● **Task to carry out**
Rewrite the material below with every "trade-price" changed to "deal-price" and everything else left as it is. Leave the pictures out of your answer.

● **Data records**

************

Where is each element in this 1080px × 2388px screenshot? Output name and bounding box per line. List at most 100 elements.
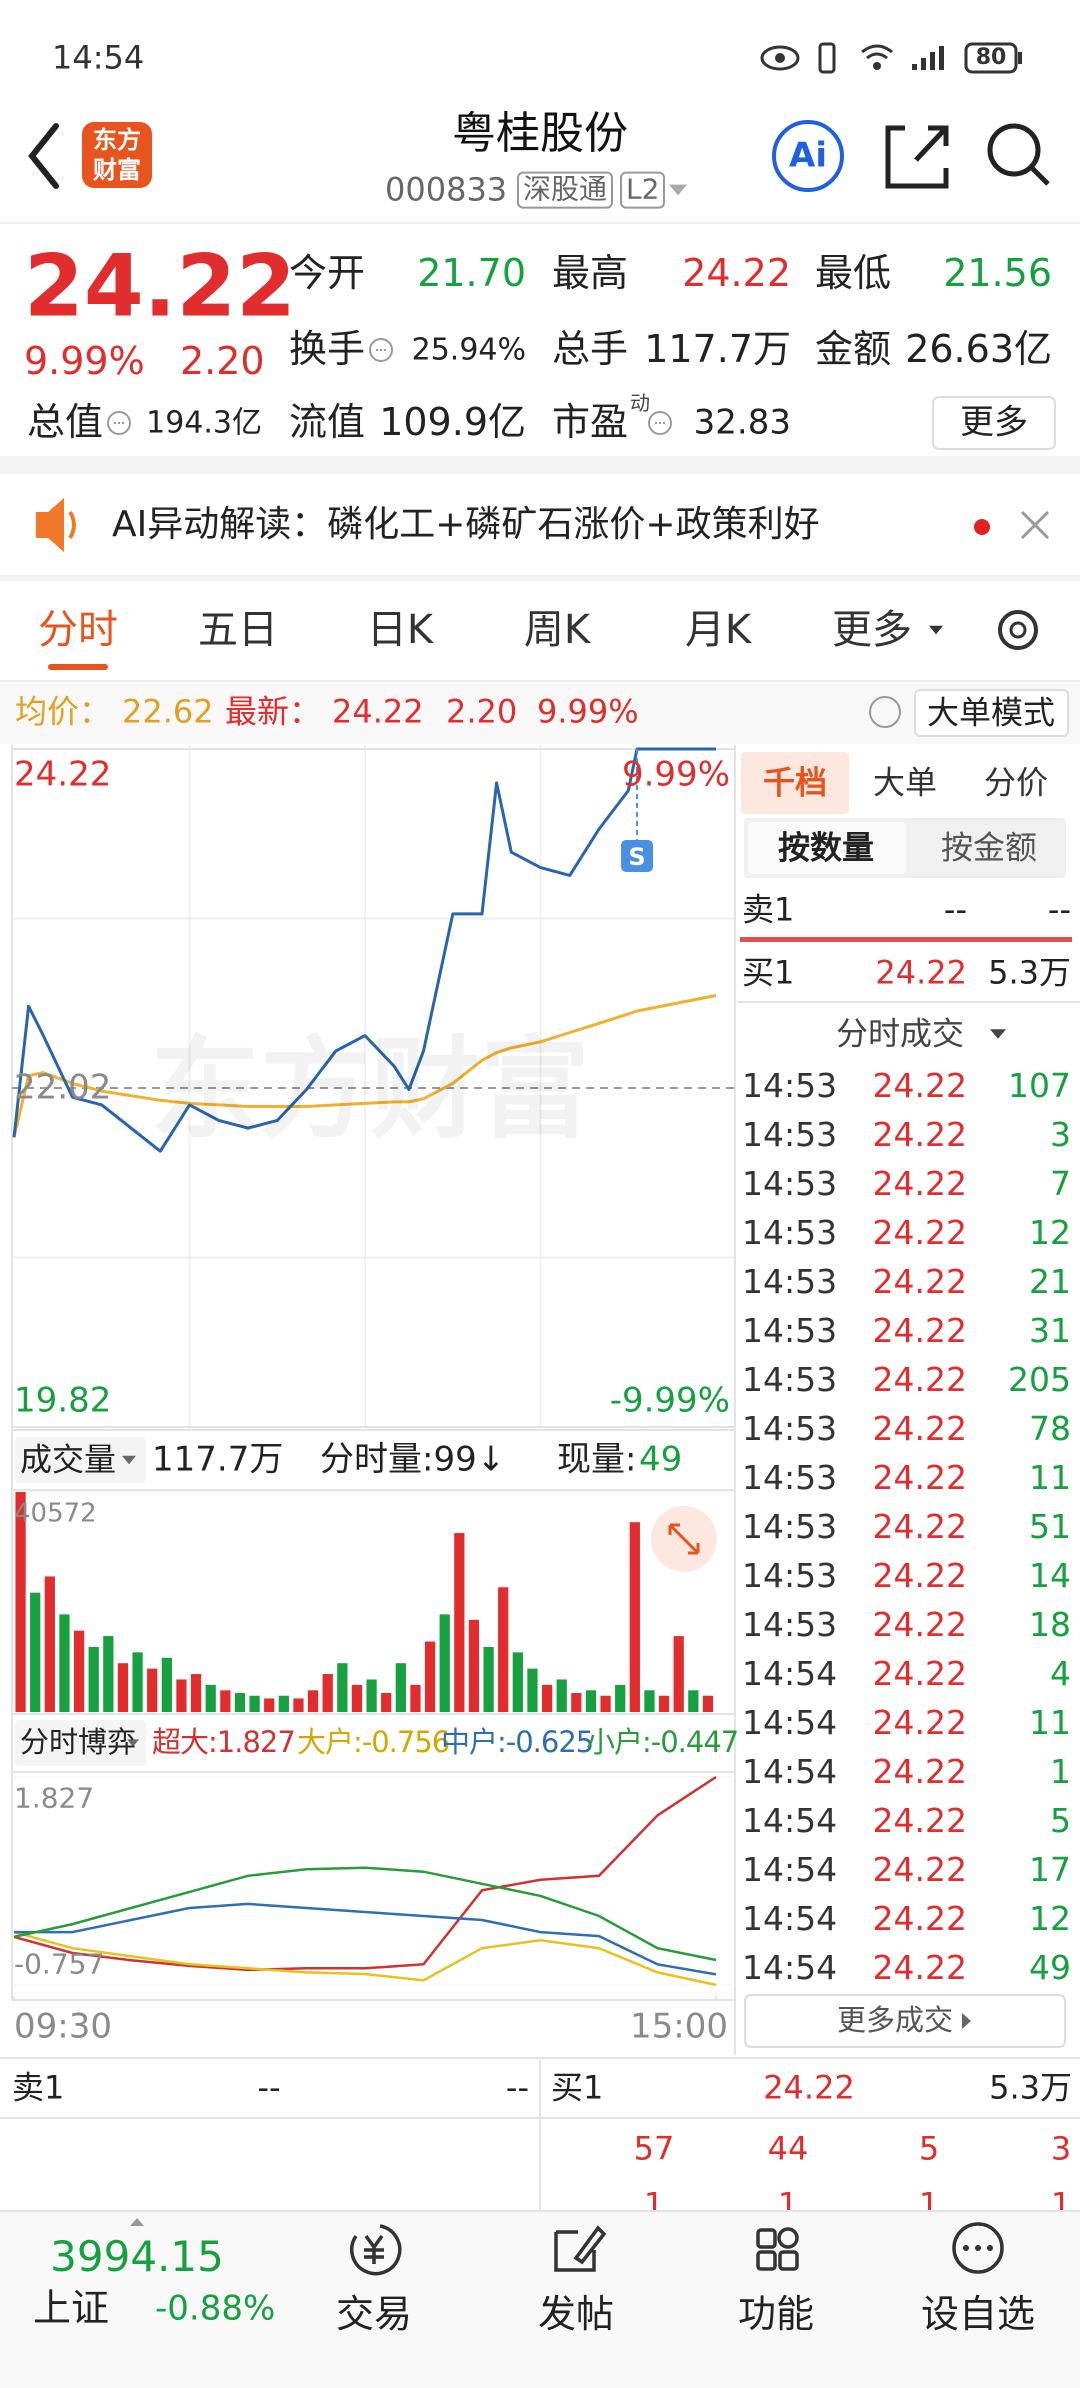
tab-underline — [48, 664, 108, 670]
current-volume-label: 现量: — [557, 1439, 637, 1480]
volume-label[interactable]: 成交量 — [20, 1440, 117, 1479]
dropdown-box — [15, 1437, 146, 1483]
trades-title[interactable]: 分时成交 — [835, 1014, 965, 1053]
current-volume: 49 — [639, 1439, 683, 1480]
logo-text: 财富 — [93, 155, 141, 184]
icon — [775, 53, 785, 63]
trade-price: 24.22 — [872, 1604, 967, 1644]
ai-button[interactable]: Ai — [789, 135, 827, 176]
trade-time: 14:53 — [742, 1163, 838, 1203]
field-value: 24.22 — [682, 251, 791, 296]
trade-price: 24.22 — [872, 1898, 967, 1938]
volume-bar — [439, 1614, 450, 1712]
signal-badge — [621, 840, 654, 872]
icon — [930, 52, 935, 70]
mode-option[interactable]: 按金额 — [940, 828, 1038, 867]
minute-volume: 分时量:99↓ — [320, 1439, 506, 1480]
period-tab[interactable]: 分时 — [38, 607, 118, 653]
battery-level: 80 — [975, 44, 1007, 70]
trade-time: 14:53 — [742, 1065, 838, 1105]
dropdown-caret — [990, 1029, 1006, 1039]
panel-tab[interactable]: 分价 — [983, 763, 1049, 802]
volume-bar — [571, 1693, 582, 1712]
y-tick-label: 40572 — [14, 1498, 97, 1529]
period-tab[interactable]: 周K — [523, 607, 591, 653]
trade-price: 24.22 — [872, 1065, 967, 1105]
settings-icon — [1009, 621, 1027, 639]
flow-line — [13, 1866, 717, 1962]
nav-item[interactable]: 交易 — [335, 2292, 413, 2337]
more-trades-label[interactable]: 更多成交 — [836, 2003, 954, 2038]
trade-volume: 3 — [1050, 1114, 1071, 1154]
price-line — [12, 994, 717, 1138]
change-amount: 2.20 — [180, 339, 265, 384]
period-tab[interactable]: 日K — [366, 607, 434, 653]
dropdown-box — [15, 1720, 146, 1766]
volume-bar — [512, 1652, 523, 1712]
more-button — [932, 396, 1056, 450]
icon — [964, 42, 1018, 74]
field-value: 109.9亿 — [379, 400, 526, 445]
volume-bar — [234, 1693, 246, 1712]
nav-item[interactable]: 发帖 — [537, 2292, 615, 2337]
trade-price: 24.22 — [872, 1359, 967, 1399]
level-tag: L2 — [620, 171, 666, 209]
ai-banner-text[interactable]: AI异动解读：磷化工+磷矿石涨价+政策利好 — [112, 504, 820, 546]
nav-item[interactable]: 设自选 — [920, 2292, 1036, 2337]
trade-volume: 11 — [1029, 1702, 1071, 1742]
volume-bar — [73, 1630, 85, 1712]
ask-volume: -- — [1047, 890, 1071, 929]
volume-bar — [15, 1492, 26, 1712]
y-tick-label: -0.757 — [14, 1947, 105, 1981]
bottom-nav — [0, 2210, 1080, 2388]
ask-price: -- — [257, 2068, 281, 2107]
period-tab[interactable]: 五日 — [198, 607, 278, 653]
watermark: 东方财富 — [150, 1025, 590, 1154]
trade-time: 14:53 — [742, 1604, 838, 1644]
trade-time: 14:53 — [742, 1408, 838, 1448]
volume-bar — [673, 1636, 684, 1712]
volume-bar — [59, 1614, 70, 1712]
speaker-icon — [68, 510, 76, 540]
trade-price: 24.22 — [872, 1212, 967, 1252]
nav-item[interactable]: 功能 — [737, 2292, 815, 2337]
icon — [760, 45, 800, 71]
more-button-label[interactable]: 更多 — [960, 402, 1028, 443]
flow-label[interactable]: 分时博弈 — [20, 1725, 137, 1760]
trade-volume: 11 — [1029, 1457, 1071, 1497]
volume-bar — [117, 1663, 129, 1712]
panel-tab[interactable]: 千档 — [762, 763, 828, 802]
flow-line — [13, 1930, 717, 1987]
trade-price: 24.22 — [872, 1800, 967, 1840]
volume-bar — [88, 1646, 99, 1712]
index-name: 上证 — [33, 2286, 110, 2331]
volume-bar — [132, 1652, 143, 1712]
field-label: 市盈 — [552, 400, 629, 445]
field-label: 总手 — [552, 327, 629, 372]
trade-time: 14:54 — [742, 1702, 838, 1742]
tab-active-bg — [741, 752, 849, 814]
volume-bar — [293, 1698, 304, 1712]
panel-tab[interactable]: 大单 — [872, 763, 938, 802]
index-value: 3994.15 — [50, 2231, 224, 2281]
volume-bar — [322, 1674, 333, 1712]
volume-bar — [366, 1679, 377, 1712]
x-tick-label: 09:30 — [14, 2006, 112, 2047]
icon — [1018, 52, 1022, 64]
field-label: 总值 — [27, 400, 104, 445]
volume-bar — [468, 1619, 480, 1712]
trade-time: 14:53 — [742, 1212, 838, 1252]
trade-price: 24.22 — [872, 1457, 967, 1497]
period-tab[interactable]: 更多 — [832, 607, 912, 653]
field-label: 换手 — [289, 327, 366, 372]
mode-button-label[interactable]: 大单模式 — [926, 693, 1056, 732]
dropdown-caret — [122, 1455, 136, 1465]
back-icon — [28, 123, 59, 189]
stock-code: 000833 — [385, 170, 508, 209]
ask-label: 卖1 — [12, 2068, 65, 2107]
period-tab[interactable]: 月K — [684, 607, 752, 653]
mode-option[interactable]: 按数量 — [777, 828, 875, 867]
latest-change: 2.20 — [446, 692, 518, 731]
volume-bar — [190, 1674, 202, 1712]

************

● **Output below**
Where is each element in this 1080px × 2388px screenshot? Output name and bounding box per line. List at most 100 elements.
tab-underline — [48, 664, 108, 670]
current-volume-label: 现量: — [557, 1439, 637, 1480]
volume-label[interactable]: 成交量 — [20, 1440, 117, 1479]
dropdown-box — [15, 1437, 146, 1483]
trades-title[interactable]: 分时成交 — [835, 1014, 965, 1053]
current-volume: 49 — [639, 1439, 683, 1480]
logo-text: 财富 — [93, 155, 141, 184]
icon — [775, 53, 785, 63]
deal-price: 24.22 — [872, 1604, 967, 1644]
ai-button[interactable]: Ai — [789, 135, 827, 176]
trade-time: 14:53 — [742, 1163, 838, 1203]
field-value: 24.22 — [682, 251, 791, 296]
deal-price: 24.22 — [872, 1898, 967, 1938]
volume-bar — [439, 1614, 450, 1712]
signal-badge — [621, 840, 654, 872]
icon — [930, 52, 935, 70]
mode-option[interactable]: 按金额 — [940, 828, 1038, 867]
minute-volume: 分时量:99↓ — [320, 1439, 506, 1480]
period-tab[interactable]: 分时 — [38, 607, 118, 653]
battery-level: 80 — [975, 44, 1007, 70]
trade-time: 14:53 — [742, 1065, 838, 1105]
dropdown-caret — [990, 1029, 1006, 1039]
panel-tab[interactable]: 分价 — [983, 763, 1049, 802]
volume-bar — [571, 1693, 582, 1712]
y-tick-label: 40572 — [14, 1498, 97, 1529]
period-tab[interactable]: 周K — [523, 607, 591, 653]
deal-price: 24.22 — [872, 1065, 967, 1105]
settings-icon — [1009, 621, 1027, 639]
flow-line — [13, 1866, 717, 1962]
nav-item[interactable]: 交易 — [335, 2292, 413, 2337]
more-trades-label[interactable]: 更多成交 — [836, 2003, 954, 2038]
trade-volume: 3 — [1050, 1114, 1071, 1154]
price-line — [12, 994, 717, 1138]
change-amount: 2.20 — [180, 339, 265, 384]
period-tab[interactable]: 日K — [366, 607, 434, 653]
dropdown-box — [15, 1720, 146, 1766]
volume-bar — [512, 1652, 523, 1712]
more-button — [932, 396, 1056, 450]
icon — [964, 42, 1018, 74]
field-value: 109.9亿 — [379, 400, 526, 445]
volume-bar — [234, 1693, 246, 1712]
nav-item[interactable]: 发帖 — [537, 2292, 615, 2337]
deal-price: 24.22 — [872, 1359, 967, 1399]
level-tag: L2 — [620, 171, 666, 209]
ai-banner-text[interactable]: AI异动解读：磷化工+磷矿石涨价+政策利好 — [112, 504, 820, 546]
nav-item[interactable]: 设自选 — [920, 2292, 1036, 2337]
trade-volume: 11 — [1029, 1702, 1071, 1742]
volume-bar — [73, 1630, 85, 1712]
ask-volume: -- — [1047, 890, 1071, 929]
volume-bar — [15, 1492, 26, 1712]
y-tick-label: -0.757 — [14, 1947, 105, 1981]
bottom-nav — [0, 2210, 1080, 2388]
ask-price: -- — [257, 2068, 281, 2107]
period-tab[interactable]: 五日 — [198, 607, 278, 653]
watermark: 东方财富 — [150, 1025, 590, 1154]
trade-time: 14:53 — [742, 1604, 838, 1644]
trade-time: 14:53 — [742, 1408, 838, 1448]
volume-bar — [673, 1636, 684, 1712]
volume-bar — [59, 1614, 70, 1712]
speaker-icon — [68, 510, 76, 540]
deal-price: 24.22 — [872, 1212, 967, 1252]
nav-item[interactable]: 功能 — [737, 2292, 815, 2337]
icon — [760, 45, 800, 71]
more-button-label[interactable]: 更多 — [960, 402, 1028, 443]
flow-label[interactable]: 分时博弈 — [20, 1725, 137, 1760]
trade-volume: 11 — [1029, 1457, 1071, 1497]
volume-bar — [117, 1663, 129, 1712]
panel-tab[interactable]: 千档 — [762, 763, 828, 802]
flow-line — [13, 1930, 717, 1987]
deal-price: 24.22 — [872, 1800, 967, 1840]
volume-bar — [88, 1646, 99, 1712]
index-name: 上证 — [33, 2286, 110, 2331]
volume-bar — [132, 1652, 143, 1712]
field-label: 市盈 — [552, 400, 629, 445]
field-label: 总手 — [552, 327, 629, 372]
trade-time: 14:54 — [742, 1702, 838, 1742]
tab-active-bg — [741, 752, 849, 814]
volume-bar — [293, 1698, 304, 1712]
panel-tab[interactable]: 大单 — [872, 763, 938, 802]
index-value: 3994.15 — [50, 2231, 224, 2281]
volume-bar — [322, 1674, 333, 1712]
volume-bar — [366, 1679, 377, 1712]
x-tick-label: 09:30 — [14, 2006, 112, 2047]
icon — [1018, 52, 1022, 64]
field-label: 总值 — [27, 400, 104, 445]
volume-bar — [468, 1619, 480, 1712]
trade-time: 14:53 — [742, 1212, 838, 1252]
deal-price: 24.22 — [872, 1457, 967, 1497]
period-tab[interactable]: 更多 — [832, 607, 912, 653]
field-label: 换手 — [289, 327, 366, 372]
mode-button-label[interactable]: 大单模式 — [926, 693, 1056, 732]
dropdown-caret — [122, 1455, 136, 1465]
back-icon — [28, 123, 59, 189]
stock-code: 000833 — [385, 170, 508, 209]
ask-label: 卖1 — [12, 2068, 65, 2107]
period-tab[interactable]: 月K — [684, 607, 752, 653]
mode-option[interactable]: 按数量 — [777, 828, 875, 867]
latest-change: 2.20 — [446, 692, 518, 731]
volume-bar — [190, 1674, 202, 1712]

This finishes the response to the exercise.